Directions for this task
Print the listing as it stands, omitting all images.

-- Start --

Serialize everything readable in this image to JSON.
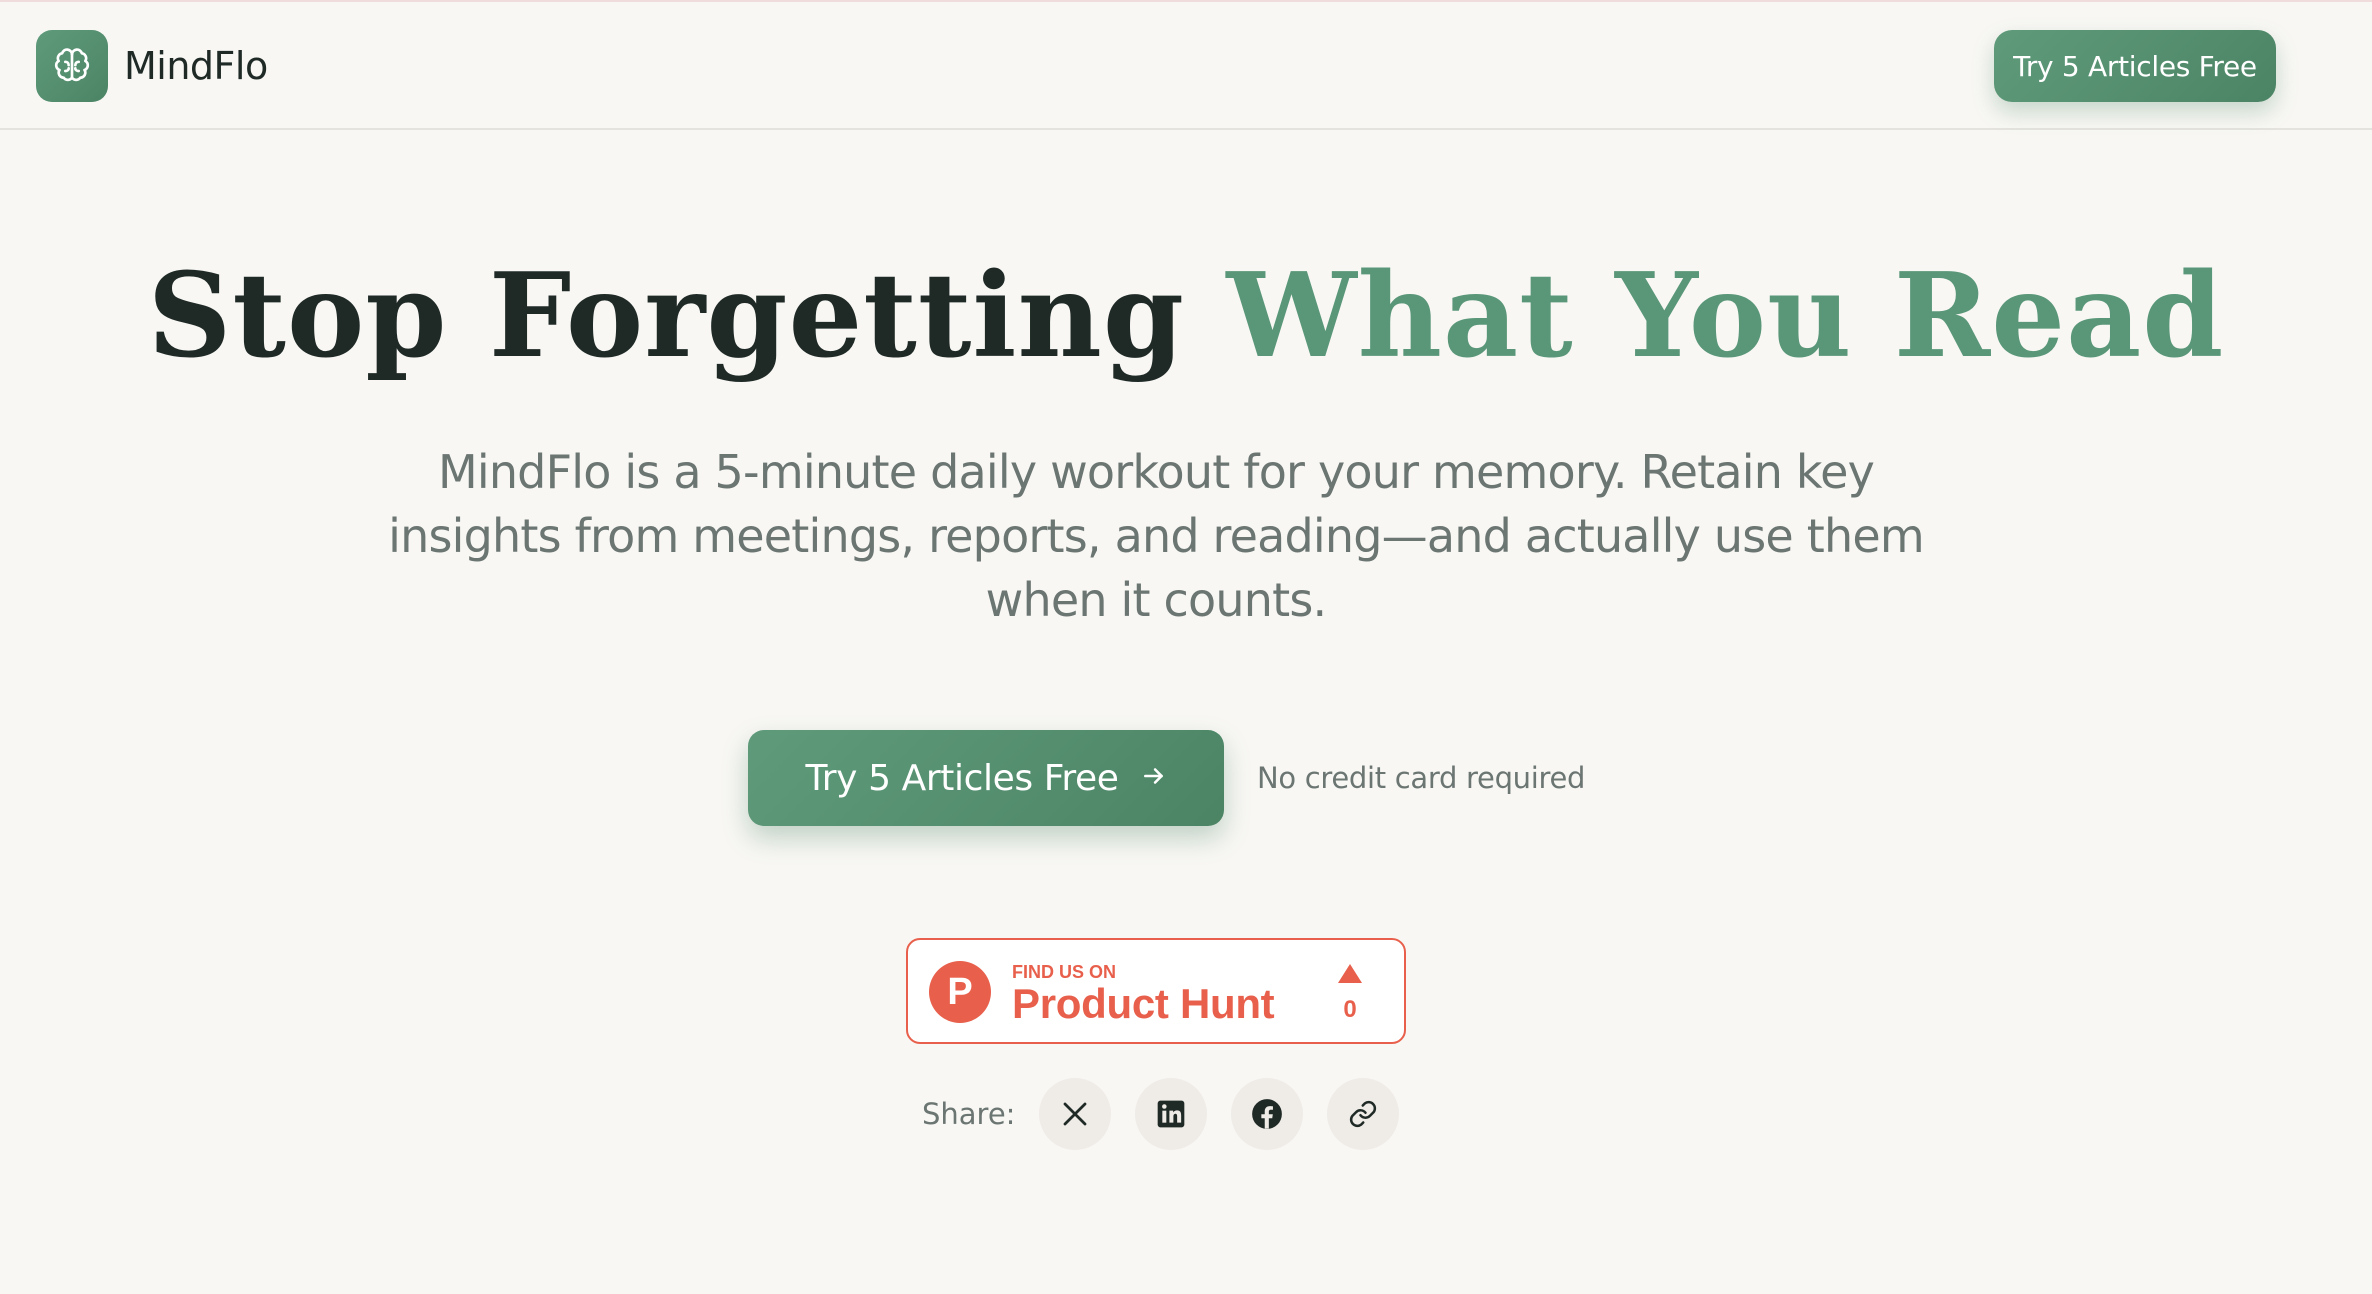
{
  "header": {
    "brand_name": "MindFlo",
    "logo_icon": "brain-icon",
    "cta_label": "Try 5 Articles Free"
  },
  "hero": {
    "title_part1": "Stop Forgetting",
    "title_part2": "What You Read",
    "subtitle": "MindFlo is a 5-minute daily workout for your memory. Retain key insights from meetings, reports, and reading—and actually use them when it counts.",
    "cta_label": "Try 5 Articles Free",
    "cta_icon": "arrow-right-icon",
    "cta_note": "No credit card required"
  },
  "product_hunt": {
    "small_text": "FIND US ON",
    "big_text": "Product Hunt",
    "logo_letter": "P",
    "upvote_count": "0"
  },
  "share": {
    "label": "Share:",
    "buttons": [
      {
        "icon": "x-icon"
      },
      {
        "icon": "linkedin-icon"
      },
      {
        "icon": "facebook-icon"
      },
      {
        "icon": "link-icon"
      }
    ]
  },
  "colors": {
    "brand_green": "#5a9778",
    "background": "#f8f7f4",
    "product_hunt": "#e8604c",
    "heading": "#1f2a27",
    "muted_text": "#6b7572"
  }
}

-- End --

Answer for the task
Serialize everything readable in this image to JSON.
{
  "header": {
    "brand_name": "MindFlo",
    "logo_icon": "brain-icon",
    "cta_label": "Try 5 Articles Free"
  },
  "hero": {
    "title_part1": "Stop Forgetting",
    "title_part2": "What You Read",
    "subtitle": "MindFlo is a 5-minute daily workout for your memory. Retain key insights from meetings, reports, and reading—and actually use them when it counts.",
    "cta_label": "Try 5 Articles Free",
    "cta_icon": "arrow-right-icon",
    "cta_note": "No credit card required"
  },
  "product_hunt": {
    "small_text": "FIND US ON",
    "big_text": "Product Hunt",
    "logo_letter": "P",
    "upvote_count": "0"
  },
  "share": {
    "label": "Share:",
    "buttons": [
      {
        "icon": "x-icon"
      },
      {
        "icon": "linkedin-icon"
      },
      {
        "icon": "facebook-icon"
      },
      {
        "icon": "link-icon"
      }
    ]
  },
  "colors": {
    "brand_green": "#5a9778",
    "background": "#f8f7f4",
    "product_hunt": "#e8604c",
    "heading": "#1f2a27",
    "muted_text": "#6b7572"
  }
}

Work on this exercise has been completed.